◆ **Collected data entries**:
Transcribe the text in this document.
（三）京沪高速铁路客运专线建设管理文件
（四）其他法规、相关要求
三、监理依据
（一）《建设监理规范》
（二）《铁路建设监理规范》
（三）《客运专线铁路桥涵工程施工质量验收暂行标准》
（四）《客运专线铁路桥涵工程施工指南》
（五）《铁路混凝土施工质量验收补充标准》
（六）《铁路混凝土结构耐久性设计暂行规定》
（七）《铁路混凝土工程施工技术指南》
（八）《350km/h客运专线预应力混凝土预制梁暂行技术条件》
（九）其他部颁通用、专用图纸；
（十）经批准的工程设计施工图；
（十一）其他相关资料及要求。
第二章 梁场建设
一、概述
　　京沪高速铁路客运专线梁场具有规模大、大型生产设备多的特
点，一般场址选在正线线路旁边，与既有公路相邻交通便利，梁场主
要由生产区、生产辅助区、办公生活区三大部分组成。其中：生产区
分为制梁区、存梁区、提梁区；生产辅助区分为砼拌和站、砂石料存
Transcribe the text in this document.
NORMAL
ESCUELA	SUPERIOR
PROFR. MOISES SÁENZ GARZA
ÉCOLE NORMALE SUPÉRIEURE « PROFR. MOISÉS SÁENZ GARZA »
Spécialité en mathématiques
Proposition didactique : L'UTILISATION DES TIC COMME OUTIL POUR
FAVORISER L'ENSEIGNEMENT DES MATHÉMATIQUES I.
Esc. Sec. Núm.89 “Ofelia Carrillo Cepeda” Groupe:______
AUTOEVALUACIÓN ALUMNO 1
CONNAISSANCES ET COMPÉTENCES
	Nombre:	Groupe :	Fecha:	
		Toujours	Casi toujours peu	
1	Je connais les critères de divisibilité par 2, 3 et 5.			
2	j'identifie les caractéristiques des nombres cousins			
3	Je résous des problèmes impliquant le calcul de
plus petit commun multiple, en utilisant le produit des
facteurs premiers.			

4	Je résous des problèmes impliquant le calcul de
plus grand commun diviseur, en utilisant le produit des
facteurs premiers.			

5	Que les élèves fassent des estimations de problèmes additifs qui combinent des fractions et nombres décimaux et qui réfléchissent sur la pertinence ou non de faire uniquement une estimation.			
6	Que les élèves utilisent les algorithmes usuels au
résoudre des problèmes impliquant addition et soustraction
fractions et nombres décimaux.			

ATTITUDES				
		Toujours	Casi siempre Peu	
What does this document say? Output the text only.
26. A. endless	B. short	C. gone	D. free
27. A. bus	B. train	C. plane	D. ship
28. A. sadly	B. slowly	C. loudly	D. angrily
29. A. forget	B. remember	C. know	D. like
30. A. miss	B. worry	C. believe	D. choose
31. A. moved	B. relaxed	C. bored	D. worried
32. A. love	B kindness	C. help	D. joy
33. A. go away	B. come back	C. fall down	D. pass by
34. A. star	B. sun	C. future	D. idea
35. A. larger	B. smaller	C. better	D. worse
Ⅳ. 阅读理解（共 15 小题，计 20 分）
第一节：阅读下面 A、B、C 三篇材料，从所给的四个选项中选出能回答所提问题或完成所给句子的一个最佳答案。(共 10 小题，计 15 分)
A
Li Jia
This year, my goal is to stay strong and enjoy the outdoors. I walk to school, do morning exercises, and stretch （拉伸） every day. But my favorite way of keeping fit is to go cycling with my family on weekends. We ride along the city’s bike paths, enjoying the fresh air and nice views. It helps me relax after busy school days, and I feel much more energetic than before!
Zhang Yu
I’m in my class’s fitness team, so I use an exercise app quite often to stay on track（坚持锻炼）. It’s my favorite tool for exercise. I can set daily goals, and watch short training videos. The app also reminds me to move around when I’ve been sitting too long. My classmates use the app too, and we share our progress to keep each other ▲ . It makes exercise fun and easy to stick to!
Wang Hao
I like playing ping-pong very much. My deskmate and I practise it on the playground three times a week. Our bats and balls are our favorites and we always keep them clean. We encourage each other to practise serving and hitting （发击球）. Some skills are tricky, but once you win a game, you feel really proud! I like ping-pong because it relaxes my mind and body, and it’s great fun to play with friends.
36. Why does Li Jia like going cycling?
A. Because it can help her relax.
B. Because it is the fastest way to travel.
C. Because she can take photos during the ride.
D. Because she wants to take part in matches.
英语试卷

...

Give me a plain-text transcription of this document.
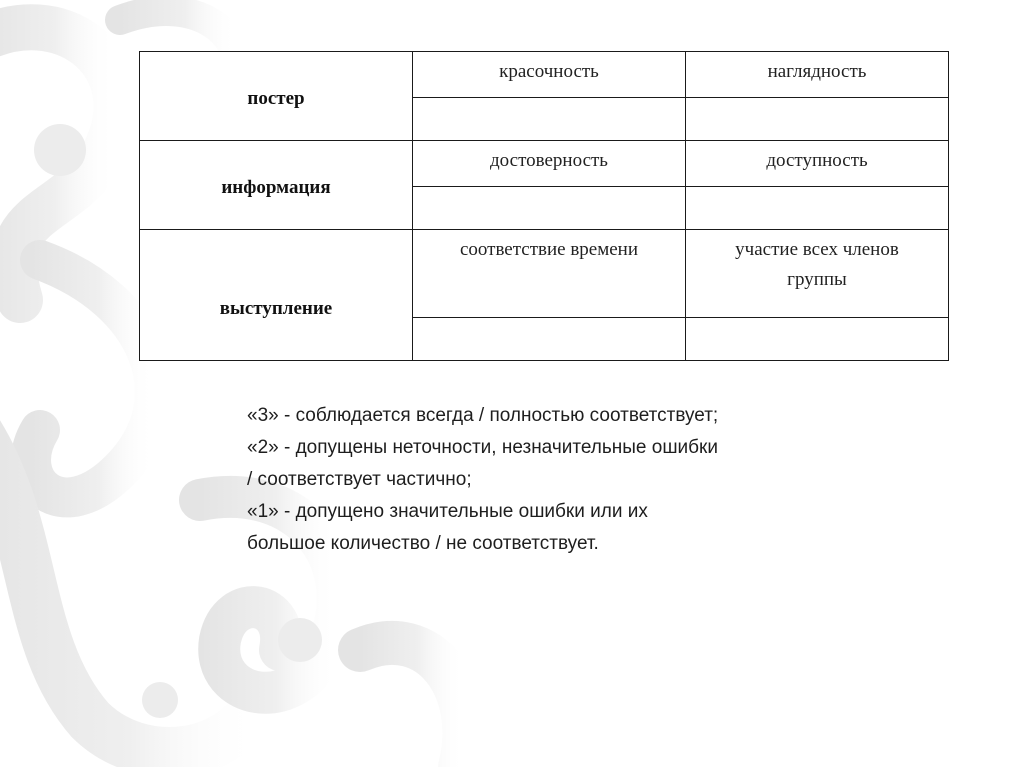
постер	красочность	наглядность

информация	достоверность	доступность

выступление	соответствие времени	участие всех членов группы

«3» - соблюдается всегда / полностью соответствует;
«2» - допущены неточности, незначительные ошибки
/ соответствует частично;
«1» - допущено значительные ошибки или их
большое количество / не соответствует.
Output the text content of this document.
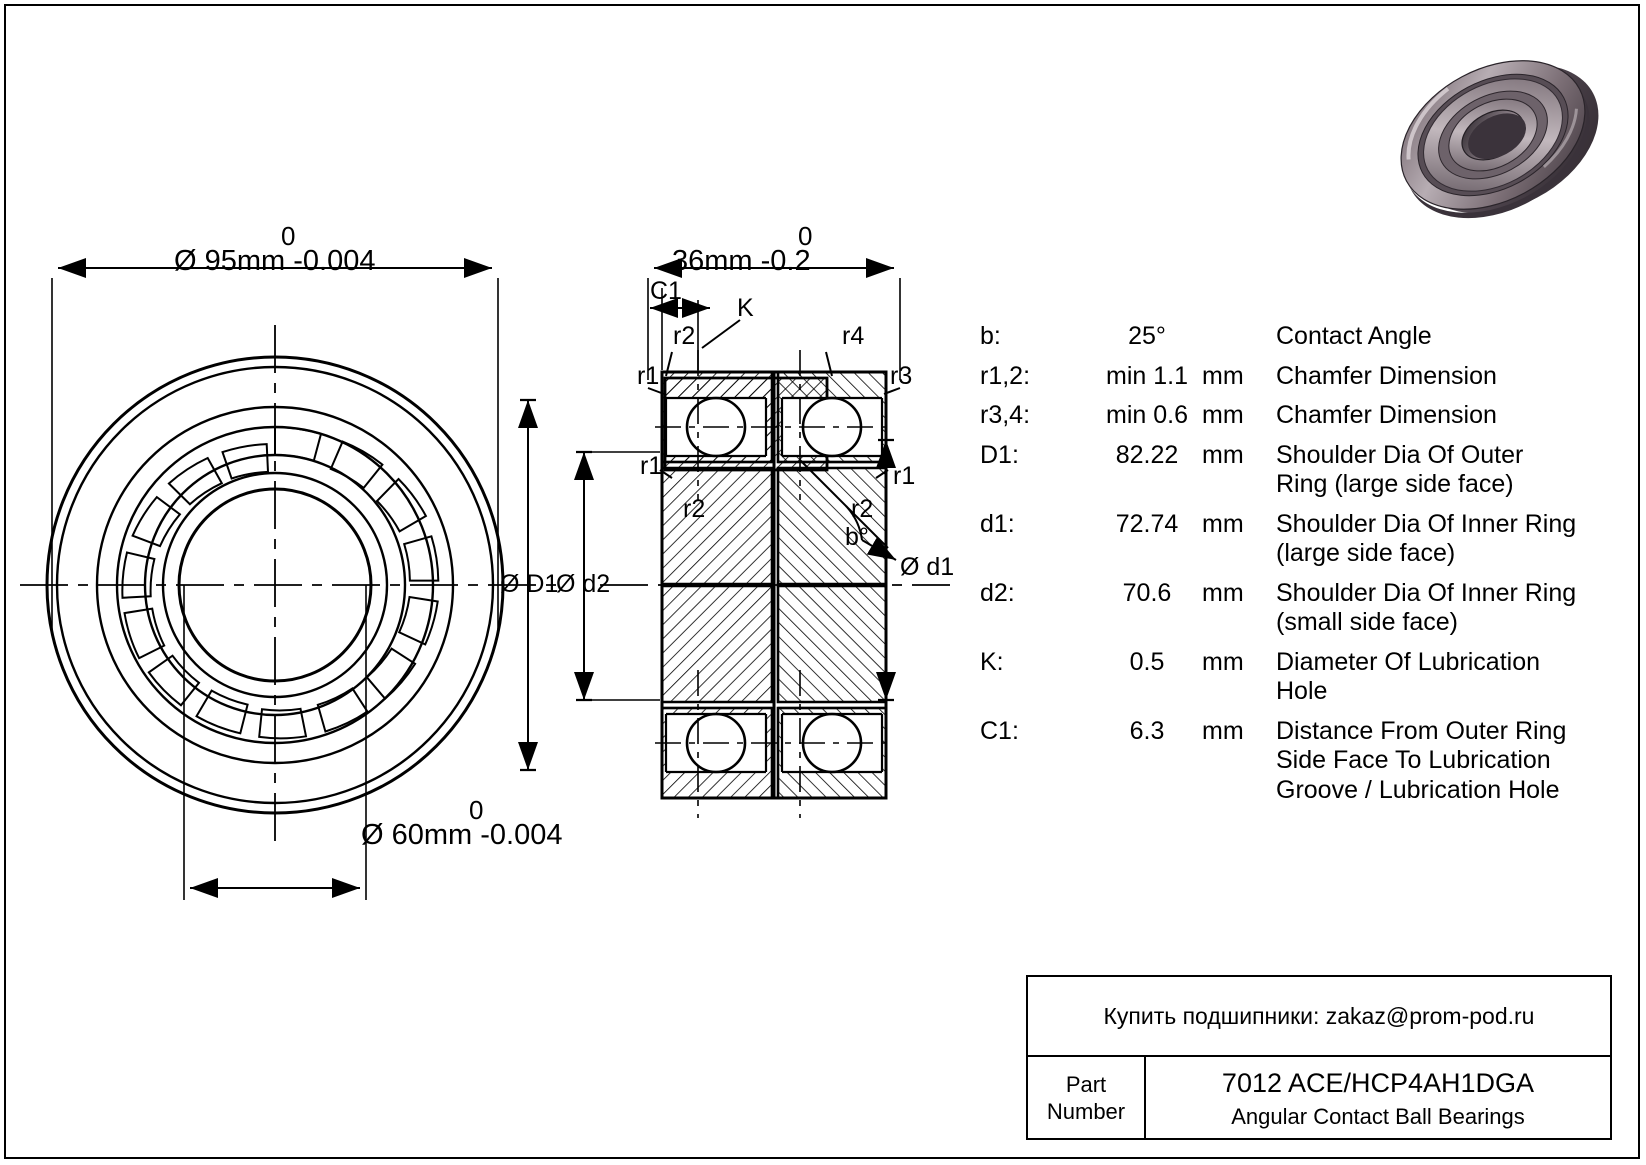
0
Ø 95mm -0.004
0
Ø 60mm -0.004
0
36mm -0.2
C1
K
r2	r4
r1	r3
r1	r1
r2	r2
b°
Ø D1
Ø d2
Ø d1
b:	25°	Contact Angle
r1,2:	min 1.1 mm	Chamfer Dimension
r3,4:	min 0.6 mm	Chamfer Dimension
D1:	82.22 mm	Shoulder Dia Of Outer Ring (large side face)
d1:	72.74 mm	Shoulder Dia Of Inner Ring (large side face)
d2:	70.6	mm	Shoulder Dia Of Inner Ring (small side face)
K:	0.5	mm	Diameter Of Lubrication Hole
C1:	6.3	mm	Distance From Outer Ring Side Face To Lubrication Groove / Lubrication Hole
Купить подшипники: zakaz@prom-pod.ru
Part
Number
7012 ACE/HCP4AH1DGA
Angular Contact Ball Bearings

◆ **Exercise task**:
Filter the listing above by the word "text"; copy each line that passes.

◆ **Answer to this problem**:
Transcribe the text in this document.
Transcribe the text in this document.
What does this document say? Output the text only.
Give me a plain-text transcription of this document.
Output the text content of this document.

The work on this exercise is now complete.